_PROBLEM DETAILS_
What number of lines in the records below hold the word "Andouille"? Give that number alone.

Data items:

***

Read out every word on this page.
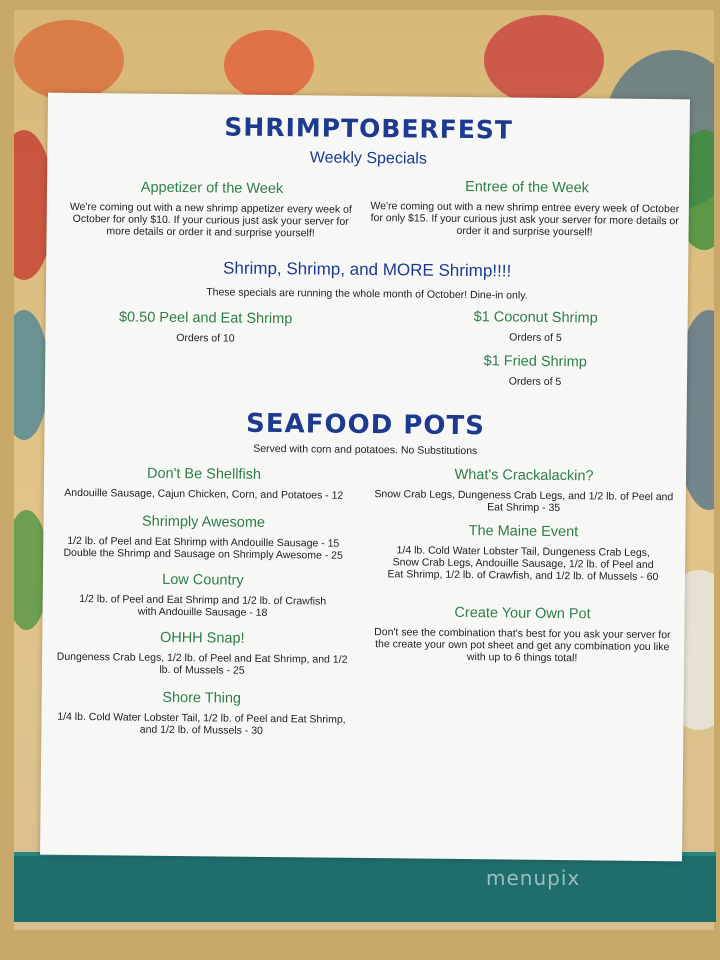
SHRIMPTOBERFEST
Weekly Specials
Appetizer of the Week
We're coming out with a new shrimp appetizer every week of October for only $10. If your curious just ask your server for more details or order it and surprise yourself!
Entree of the Week
We're coming out with a new shrimp entree every week of October for only $15. If your curious just ask your server for more details or order it and surprise yourself!
Shrimp, Shrimp, and MORE Shrimp!!!!
These specials are running the whole month of October! Dine-in only.
$0.50 Peel and Eat Shrimp
Orders of 10
$1 Coconut Shrimp
Orders of 5
$1 Fried Shrimp
Orders of 5
SEAFOOD POTS
Served with corn and potatoes. No Substitutions
Don't Be Shellfish
Andouille Sausage, Cajun Chicken, Corn, and Potatoes - 12
Shrimply Awesome
1/2 lb. of Peel and Eat Shrimp with Andouille Sausage - 15
Double the Shrimp and Sausage on Shrimply Awesome - 25
Low Country
1/2 lb. of Peel and Eat Shrimp and 1/2 lb. of Crawfish with Andouille Sausage - 18
OHHH Snap!
Dungeness Crab Legs, 1/2 lb. of Peel and Eat Shrimp, and 1/2 lb. of Mussels - 25
Shore Thing
1/4 lb. Cold Water Lobster Tail, 1/2 lb. of Peel and Eat Shrimp, and 1/2 lb. of Mussels - 30
What's Crackalackin?
Snow Crab Legs, Dungeness Crab Legs, and 1/2 lb. of Peel and Eat Shrimp - 35
The Maine Event
1/4 lb. Cold Water Lobster Tail, Dungeness Crab Legs, Snow Crab Legs, Andouille Sausage, 1/2 lb. of Peel and Eat Shrimp, 1/2 lb. of Crawfish, and 1/2 lb. of Mussels - 60
Create Your Own Pot
Don't see the combination that's best for you ask your server for the create your own pot sheet and get any combination you like with up to 6 things total!
menupix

***

_RESPONSE TO THE TASK_
4